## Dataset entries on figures
● ● ●

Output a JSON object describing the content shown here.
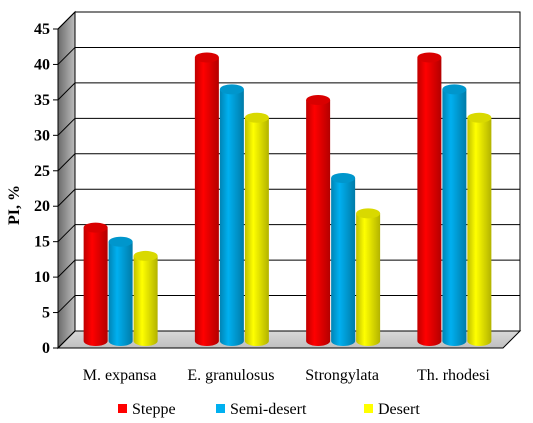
{
  "chart_data": {
    "type": "bar",
    "style": "3d-cylinder",
    "categories": [
      "M. expansa",
      "E. granulosus",
      "Strongylata",
      "Th. rhodesi"
    ],
    "series": [
      {
        "name": "Steppe",
        "color": "#ff0000",
        "values": [
          16,
          40,
          34,
          40
        ]
      },
      {
        "name": "Semi-desert",
        "color": "#00b0f0",
        "values": [
          14,
          35.5,
          23,
          35.5
        ]
      },
      {
        "name": "Desert",
        "color": "#ffff00",
        "values": [
          12,
          31.5,
          18,
          31.5
        ]
      }
    ],
    "ylabel": "PI, %",
    "ylim": [
      0,
      45
    ],
    "yticks": [
      "0",
      "5",
      "10",
      "15",
      "20",
      "25",
      "30",
      "35",
      "40",
      "45"
    ],
    "grid": true,
    "legend_position": "bottom"
  }
}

● ● ●

## Task goal
Repeat the data exactly, excluding the pictures.

## Problem solution
Output a JSON object describing the content shown here.
{
  "chart_data": {
    "type": "bar",
    "style": "3d-cylinder",
    "categories": [
      "M. expansa",
      "E. granulosus",
      "Strongylata",
      "Th. rhodesi"
    ],
    "series": [
      {
        "name": "Steppe",
        "color": "#ff0000",
        "values": [
          16,
          40,
          34,
          40
        ]
      },
      {
        "name": "Semi-desert",
        "color": "#00b0f0",
        "values": [
          14,
          35.5,
          23,
          35.5
        ]
      },
      {
        "name": "Desert",
        "color": "#ffff00",
        "values": [
          12,
          31.5,
          18,
          31.5
        ]
      }
    ],
    "ylabel": "PI, %",
    "ylim": [
      0,
      45
    ],
    "yticks": [
      "0",
      "5",
      "10",
      "15",
      "20",
      "25",
      "30",
      "35",
      "40",
      "45"
    ],
    "grid": true,
    "legend_position": "bottom"
  }
}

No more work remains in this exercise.